Task to carry out: Retype each entry below exactly as it stands.

Record list:

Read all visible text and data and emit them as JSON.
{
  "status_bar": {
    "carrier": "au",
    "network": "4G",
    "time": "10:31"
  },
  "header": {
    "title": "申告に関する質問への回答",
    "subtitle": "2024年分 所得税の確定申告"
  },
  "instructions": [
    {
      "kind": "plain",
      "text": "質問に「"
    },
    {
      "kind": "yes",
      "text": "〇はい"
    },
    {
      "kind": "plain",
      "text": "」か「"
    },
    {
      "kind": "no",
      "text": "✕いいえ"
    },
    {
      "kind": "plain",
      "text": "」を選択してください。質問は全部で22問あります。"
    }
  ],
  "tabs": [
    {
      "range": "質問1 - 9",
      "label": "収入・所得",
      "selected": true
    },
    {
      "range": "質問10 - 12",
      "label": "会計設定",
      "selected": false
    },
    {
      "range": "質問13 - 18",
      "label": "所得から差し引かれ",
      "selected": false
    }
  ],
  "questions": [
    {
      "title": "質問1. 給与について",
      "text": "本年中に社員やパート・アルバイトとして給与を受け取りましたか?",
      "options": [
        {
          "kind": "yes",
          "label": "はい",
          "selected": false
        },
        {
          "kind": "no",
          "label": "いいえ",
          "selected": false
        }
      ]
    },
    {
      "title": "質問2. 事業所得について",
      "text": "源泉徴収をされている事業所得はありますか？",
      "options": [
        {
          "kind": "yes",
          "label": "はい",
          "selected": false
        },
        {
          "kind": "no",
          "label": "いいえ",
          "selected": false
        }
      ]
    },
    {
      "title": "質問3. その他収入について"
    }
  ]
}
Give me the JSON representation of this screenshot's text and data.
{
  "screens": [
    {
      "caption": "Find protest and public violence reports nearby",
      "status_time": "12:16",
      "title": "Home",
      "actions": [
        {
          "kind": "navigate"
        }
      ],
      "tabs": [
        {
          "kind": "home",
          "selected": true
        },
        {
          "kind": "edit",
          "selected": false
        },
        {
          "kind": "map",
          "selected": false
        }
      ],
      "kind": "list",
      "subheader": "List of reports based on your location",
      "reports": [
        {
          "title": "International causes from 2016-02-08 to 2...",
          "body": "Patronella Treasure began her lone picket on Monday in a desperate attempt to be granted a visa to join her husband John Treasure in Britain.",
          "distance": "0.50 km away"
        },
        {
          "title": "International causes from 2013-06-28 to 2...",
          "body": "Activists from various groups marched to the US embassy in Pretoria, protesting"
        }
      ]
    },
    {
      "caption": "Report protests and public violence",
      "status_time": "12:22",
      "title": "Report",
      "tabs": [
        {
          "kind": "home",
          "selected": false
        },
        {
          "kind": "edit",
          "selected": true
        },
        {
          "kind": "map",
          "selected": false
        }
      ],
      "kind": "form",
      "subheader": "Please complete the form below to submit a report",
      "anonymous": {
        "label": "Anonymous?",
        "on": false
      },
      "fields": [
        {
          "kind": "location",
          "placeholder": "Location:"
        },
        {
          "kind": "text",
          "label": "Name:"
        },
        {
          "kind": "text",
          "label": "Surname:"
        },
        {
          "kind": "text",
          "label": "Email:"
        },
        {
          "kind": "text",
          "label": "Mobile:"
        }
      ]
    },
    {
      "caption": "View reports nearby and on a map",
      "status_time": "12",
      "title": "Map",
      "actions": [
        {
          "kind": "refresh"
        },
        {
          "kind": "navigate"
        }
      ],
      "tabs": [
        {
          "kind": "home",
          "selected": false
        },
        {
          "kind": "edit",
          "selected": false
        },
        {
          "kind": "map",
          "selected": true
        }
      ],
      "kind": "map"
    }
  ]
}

Correct response:
Read all visible text and data and emit them as JSON.
{
  "status_bar": {
    "carrier": "au",
    "network": "4G",
    "time": "10:31"
  },
  "header": {
    "title": "申告に関する質問への回答",
    "subtitle": "2024年分 所得税の確定申告"
  },
  "instructions": [
    {
      "kind": "plain",
      "text": "質問に「"
    },
    {
      "kind": "yes",
      "text": "〇はい"
    },
    {
      "kind": "plain",
      "text": "」か「"
    },
    {
      "kind": "no",
      "text": "✕いいえ"
    },
    {
      "kind": "plain",
      "text": "」を選択してください。質問は全部で22問あります。"
    }
  ],
  "tabs": [
    {
      "range": "質問1 - 9",
      "label": "収入・所得",
      "selected": true
    },
    {
      "range": "質問10 - 12",
      "label": "会計設定",
      "selected": false
    },
    {
      "range": "質問13 - 18",
      "label": "所得から差し引かれ",
      "selected": false
    }
  ],
  "questions": [
    {
      "title": "質問1. 給与について",
      "text": "本年中に社員やパート・アルバイトとして給与を受け取りましたか?",
      "options": [
        {
          "kind": "yes",
          "label": "はい",
          "selected": false
        },
        {
          "kind": "no",
          "label": "いいえ",
          "selected": false
        }
      ]
    },
    {
      "title": "質問2. 事業所得について",
      "text": "源泉徴収をされている事業所得はありますか？",
      "options": [
        {
          "kind": "yes",
          "label": "はい",
          "selected": false
        },
        {
          "kind": "no",
          "label": "いいえ",
          "selected": false
        }
      ]
    },
    {
      "title": "質問3. その他収入について"
    }
  ]
}
Give me the JSON representation of this screenshot's text and data.
{
  "screens": [
    {
      "caption": "Find protest and public violence reports nearby",
      "status_time": "12:16",
      "title": "Home",
      "actions": [
        {
          "kind": "navigate"
        }
      ],
      "tabs": [
        {
          "kind": "home",
          "selected": true
        },
        {
          "kind": "edit",
          "selected": false
        },
        {
          "kind": "map",
          "selected": false
        }
      ],
      "kind": "list",
      "subheader": "List of reports based on your location",
      "reports": [
        {
          "title": "International causes from 2016-02-08 to 2...",
          "body": "Patronella Treasure began her lone picket on Monday in a desperate attempt to be granted a visa to join her husband John Treasure in Britain.",
          "distance": "0.50 km away"
        },
        {
          "title": "International causes from 2013-06-28 to 2...",
          "body": "Activists from various groups marched to the US embassy in Pretoria, protesting"
        }
      ]
    },
    {
      "caption": "Report protests and public violence",
      "status_time": "12:22",
      "title": "Report",
      "tabs": [
        {
          "kind": "home",
          "selected": false
        },
        {
          "kind": "edit",
          "selected": true
        },
        {
          "kind": "map",
          "selected": false
        }
      ],
      "kind": "form",
      "subheader": "Please complete the form below to submit a report",
      "anonymous": {
        "label": "Anonymous?",
        "on": false
      },
      "fields": [
        {
          "kind": "location",
          "placeholder": "Location:"
        },
        {
          "kind": "text",
          "label": "Name:"
        },
        {
          "kind": "text",
          "label": "Surname:"
        },
        {
          "kind": "text",
          "label": "Email:"
        },
        {
          "kind": "text",
          "label": "Mobile:"
        }
      ]
    },
    {
      "caption": "View reports nearby and on a map",
      "status_time": "12",
      "title": "Map",
      "actions": [
        {
          "kind": "refresh"
        },
        {
          "kind": "navigate"
        }
      ],
      "tabs": [
        {
          "kind": "home",
          "selected": false
        },
        {
          "kind": "edit",
          "selected": false
        },
        {
          "kind": "map",
          "selected": true
        }
      ],
      "kind": "map"
    }
  ]
}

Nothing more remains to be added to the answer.